#### Work required:
For the copy, please give all of the data again exactly and leave the pictures out.

#### Supplied records:

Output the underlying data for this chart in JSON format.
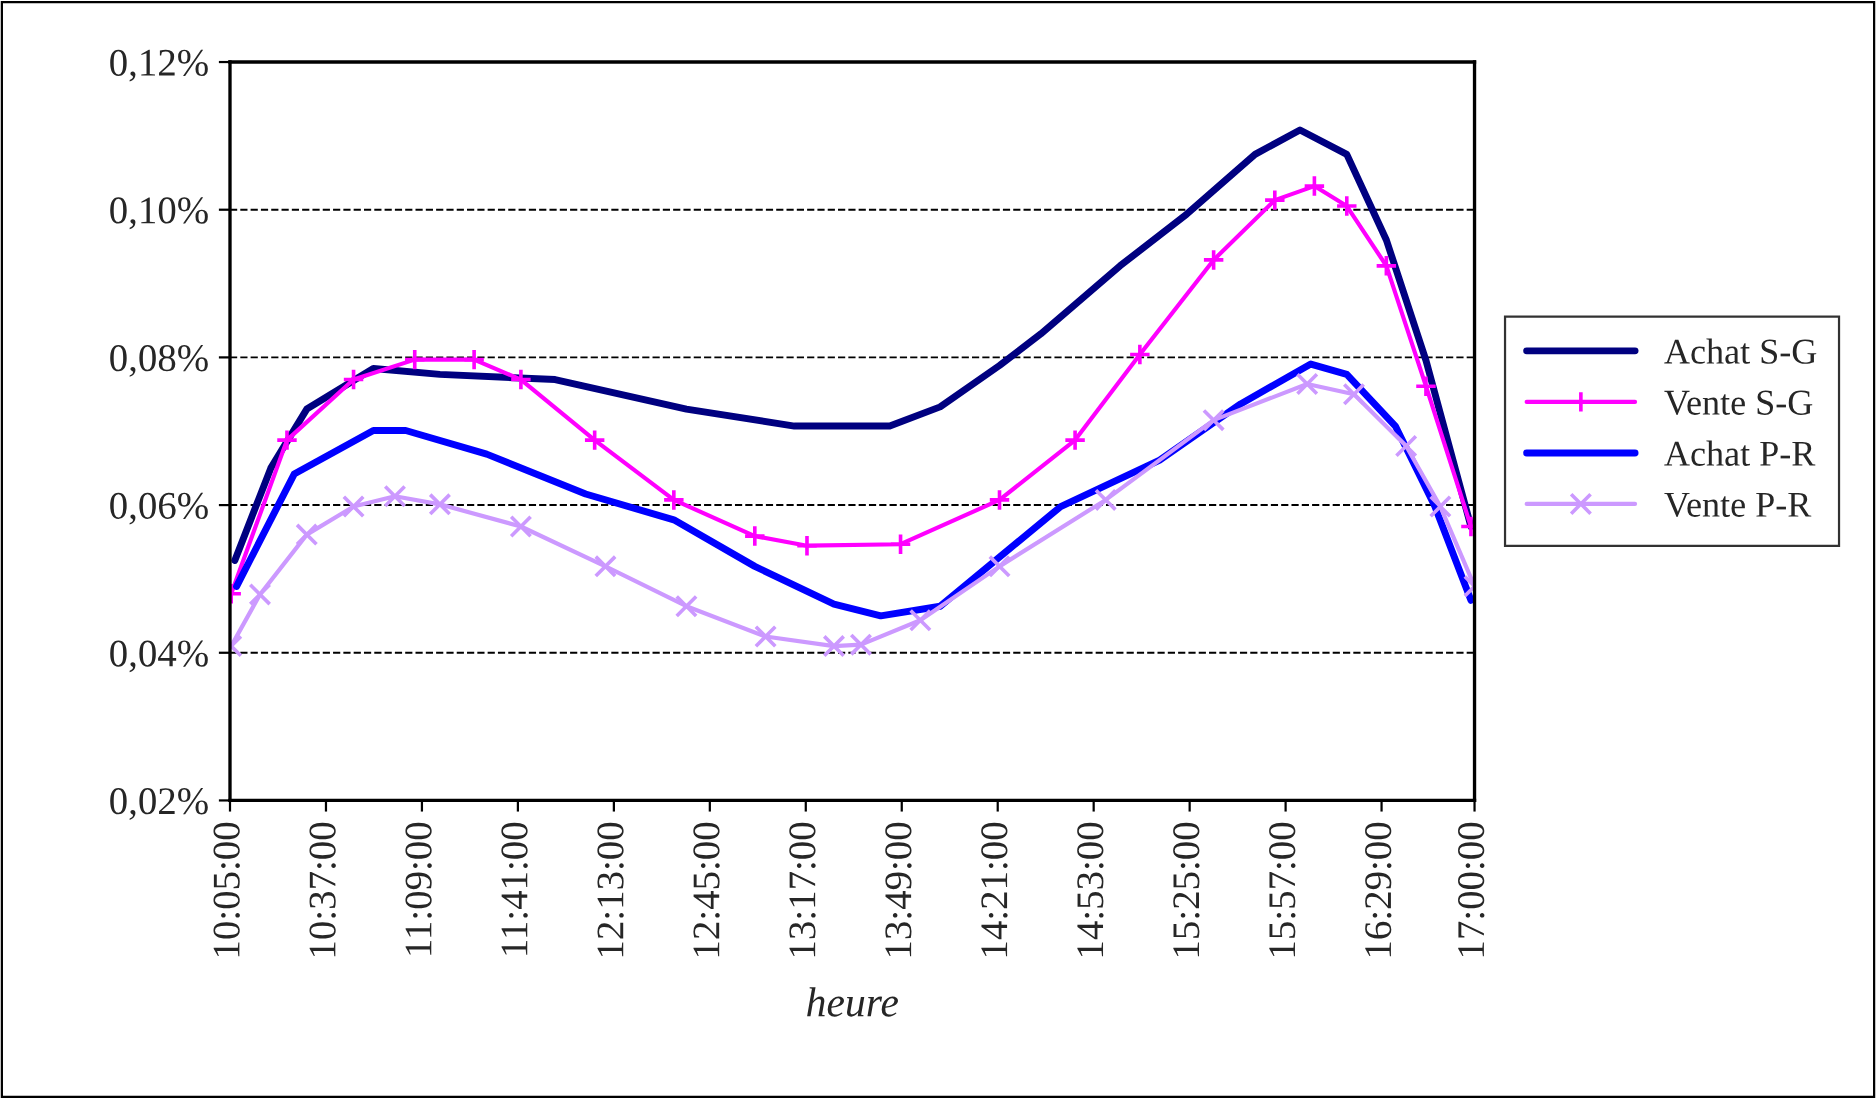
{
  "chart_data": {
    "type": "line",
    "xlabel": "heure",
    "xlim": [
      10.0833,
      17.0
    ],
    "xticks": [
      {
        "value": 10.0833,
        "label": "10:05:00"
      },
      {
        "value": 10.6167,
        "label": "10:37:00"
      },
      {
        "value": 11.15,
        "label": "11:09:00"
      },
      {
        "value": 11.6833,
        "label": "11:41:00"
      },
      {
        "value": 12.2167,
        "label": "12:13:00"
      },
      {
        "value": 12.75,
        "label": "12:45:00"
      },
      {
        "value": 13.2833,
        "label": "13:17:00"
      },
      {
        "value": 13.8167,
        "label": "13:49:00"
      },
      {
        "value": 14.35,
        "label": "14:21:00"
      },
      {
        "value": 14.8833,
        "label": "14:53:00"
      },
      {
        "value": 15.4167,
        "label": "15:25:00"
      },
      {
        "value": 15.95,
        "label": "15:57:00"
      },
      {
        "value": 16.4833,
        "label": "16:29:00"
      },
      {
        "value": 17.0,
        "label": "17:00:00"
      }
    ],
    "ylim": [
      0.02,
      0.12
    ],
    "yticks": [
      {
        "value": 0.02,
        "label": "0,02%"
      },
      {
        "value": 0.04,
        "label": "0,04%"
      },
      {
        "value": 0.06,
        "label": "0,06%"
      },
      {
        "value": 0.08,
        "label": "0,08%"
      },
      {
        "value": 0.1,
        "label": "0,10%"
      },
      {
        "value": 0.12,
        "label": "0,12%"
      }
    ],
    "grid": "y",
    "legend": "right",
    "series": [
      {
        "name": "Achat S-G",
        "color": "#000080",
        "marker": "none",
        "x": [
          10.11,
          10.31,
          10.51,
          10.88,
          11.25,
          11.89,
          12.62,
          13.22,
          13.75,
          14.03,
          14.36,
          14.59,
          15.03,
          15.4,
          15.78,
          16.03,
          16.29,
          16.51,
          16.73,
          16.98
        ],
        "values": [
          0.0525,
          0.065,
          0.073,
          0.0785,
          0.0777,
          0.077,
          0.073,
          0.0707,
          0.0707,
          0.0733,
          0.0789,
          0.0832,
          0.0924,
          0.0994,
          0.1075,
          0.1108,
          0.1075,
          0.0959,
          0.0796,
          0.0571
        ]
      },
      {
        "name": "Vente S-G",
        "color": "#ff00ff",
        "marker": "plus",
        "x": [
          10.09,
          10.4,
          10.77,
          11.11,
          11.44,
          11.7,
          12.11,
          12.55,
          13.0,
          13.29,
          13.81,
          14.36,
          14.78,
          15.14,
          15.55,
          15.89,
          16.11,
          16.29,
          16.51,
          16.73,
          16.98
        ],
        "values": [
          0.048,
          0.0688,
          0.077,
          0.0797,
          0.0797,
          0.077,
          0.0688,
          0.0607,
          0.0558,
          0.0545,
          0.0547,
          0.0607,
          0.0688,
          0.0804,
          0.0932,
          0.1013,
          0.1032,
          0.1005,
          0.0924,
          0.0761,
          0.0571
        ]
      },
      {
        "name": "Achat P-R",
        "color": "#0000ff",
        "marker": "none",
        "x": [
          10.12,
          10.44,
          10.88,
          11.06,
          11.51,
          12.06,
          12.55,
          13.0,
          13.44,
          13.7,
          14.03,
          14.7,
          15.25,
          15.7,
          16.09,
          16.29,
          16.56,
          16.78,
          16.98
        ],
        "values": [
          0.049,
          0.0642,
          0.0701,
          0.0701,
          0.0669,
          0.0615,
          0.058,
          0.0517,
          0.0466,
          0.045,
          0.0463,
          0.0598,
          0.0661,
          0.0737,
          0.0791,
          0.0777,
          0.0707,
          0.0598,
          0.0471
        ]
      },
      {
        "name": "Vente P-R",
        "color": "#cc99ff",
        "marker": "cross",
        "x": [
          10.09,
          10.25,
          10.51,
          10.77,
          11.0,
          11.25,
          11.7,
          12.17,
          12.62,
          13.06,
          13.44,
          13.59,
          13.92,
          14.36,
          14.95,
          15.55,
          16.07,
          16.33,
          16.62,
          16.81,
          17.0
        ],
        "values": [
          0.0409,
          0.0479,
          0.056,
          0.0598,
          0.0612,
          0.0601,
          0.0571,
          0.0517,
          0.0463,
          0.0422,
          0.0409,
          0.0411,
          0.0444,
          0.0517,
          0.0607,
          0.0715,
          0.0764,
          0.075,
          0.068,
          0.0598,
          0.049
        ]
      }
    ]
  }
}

#### Solution below:
Output the underlying data for this chart in JSON format.
{
  "chart_data": {
    "type": "line",
    "xlabel": "heure",
    "xlim": [
      10.0833,
      17.0
    ],
    "xticks": [
      {
        "value": 10.0833,
        "label": "10:05:00"
      },
      {
        "value": 10.6167,
        "label": "10:37:00"
      },
      {
        "value": 11.15,
        "label": "11:09:00"
      },
      {
        "value": 11.6833,
        "label": "11:41:00"
      },
      {
        "value": 12.2167,
        "label": "12:13:00"
      },
      {
        "value": 12.75,
        "label": "12:45:00"
      },
      {
        "value": 13.2833,
        "label": "13:17:00"
      },
      {
        "value": 13.8167,
        "label": "13:49:00"
      },
      {
        "value": 14.35,
        "label": "14:21:00"
      },
      {
        "value": 14.8833,
        "label": "14:53:00"
      },
      {
        "value": 15.4167,
        "label": "15:25:00"
      },
      {
        "value": 15.95,
        "label": "15:57:00"
      },
      {
        "value": 16.4833,
        "label": "16:29:00"
      },
      {
        "value": 17.0,
        "label": "17:00:00"
      }
    ],
    "ylim": [
      0.02,
      0.12
    ],
    "yticks": [
      {
        "value": 0.02,
        "label": "0,02%"
      },
      {
        "value": 0.04,
        "label": "0,04%"
      },
      {
        "value": 0.06,
        "label": "0,06%"
      },
      {
        "value": 0.08,
        "label": "0,08%"
      },
      {
        "value": 0.1,
        "label": "0,10%"
      },
      {
        "value": 0.12,
        "label": "0,12%"
      }
    ],
    "grid": "y",
    "legend": "right",
    "series": [
      {
        "name": "Achat S-G",
        "color": "#000080",
        "marker": "none",
        "x": [
          10.11,
          10.31,
          10.51,
          10.88,
          11.25,
          11.89,
          12.62,
          13.22,
          13.75,
          14.03,
          14.36,
          14.59,
          15.03,
          15.4,
          15.78,
          16.03,
          16.29,
          16.51,
          16.73,
          16.98
        ],
        "values": [
          0.0525,
          0.065,
          0.073,
          0.0785,
          0.0777,
          0.077,
          0.073,
          0.0707,
          0.0707,
          0.0733,
          0.0789,
          0.0832,
          0.0924,
          0.0994,
          0.1075,
          0.1108,
          0.1075,
          0.0959,
          0.0796,
          0.0571
        ]
      },
      {
        "name": "Vente S-G",
        "color": "#ff00ff",
        "marker": "plus",
        "x": [
          10.09,
          10.4,
          10.77,
          11.11,
          11.44,
          11.7,
          12.11,
          12.55,
          13.0,
          13.29,
          13.81,
          14.36,
          14.78,
          15.14,
          15.55,
          15.89,
          16.11,
          16.29,
          16.51,
          16.73,
          16.98
        ],
        "values": [
          0.048,
          0.0688,
          0.077,
          0.0797,
          0.0797,
          0.077,
          0.0688,
          0.0607,
          0.0558,
          0.0545,
          0.0547,
          0.0607,
          0.0688,
          0.0804,
          0.0932,
          0.1013,
          0.1032,
          0.1005,
          0.0924,
          0.0761,
          0.0571
        ]
      },
      {
        "name": "Achat P-R",
        "color": "#0000ff",
        "marker": "none",
        "x": [
          10.12,
          10.44,
          10.88,
          11.06,
          11.51,
          12.06,
          12.55,
          13.0,
          13.44,
          13.7,
          14.03,
          14.7,
          15.25,
          15.7,
          16.09,
          16.29,
          16.56,
          16.78,
          16.98
        ],
        "values": [
          0.049,
          0.0642,
          0.0701,
          0.0701,
          0.0669,
          0.0615,
          0.058,
          0.0517,
          0.0466,
          0.045,
          0.0463,
          0.0598,
          0.0661,
          0.0737,
          0.0791,
          0.0777,
          0.0707,
          0.0598,
          0.0471
        ]
      },
      {
        "name": "Vente P-R",
        "color": "#cc99ff",
        "marker": "cross",
        "x": [
          10.09,
          10.25,
          10.51,
          10.77,
          11.0,
          11.25,
          11.7,
          12.17,
          12.62,
          13.06,
          13.44,
          13.59,
          13.92,
          14.36,
          14.95,
          15.55,
          16.07,
          16.33,
          16.62,
          16.81,
          17.0
        ],
        "values": [
          0.0409,
          0.0479,
          0.056,
          0.0598,
          0.0612,
          0.0601,
          0.0571,
          0.0517,
          0.0463,
          0.0422,
          0.0409,
          0.0411,
          0.0444,
          0.0517,
          0.0607,
          0.0715,
          0.0764,
          0.075,
          0.068,
          0.0598,
          0.049
        ]
      }
    ]
  }
}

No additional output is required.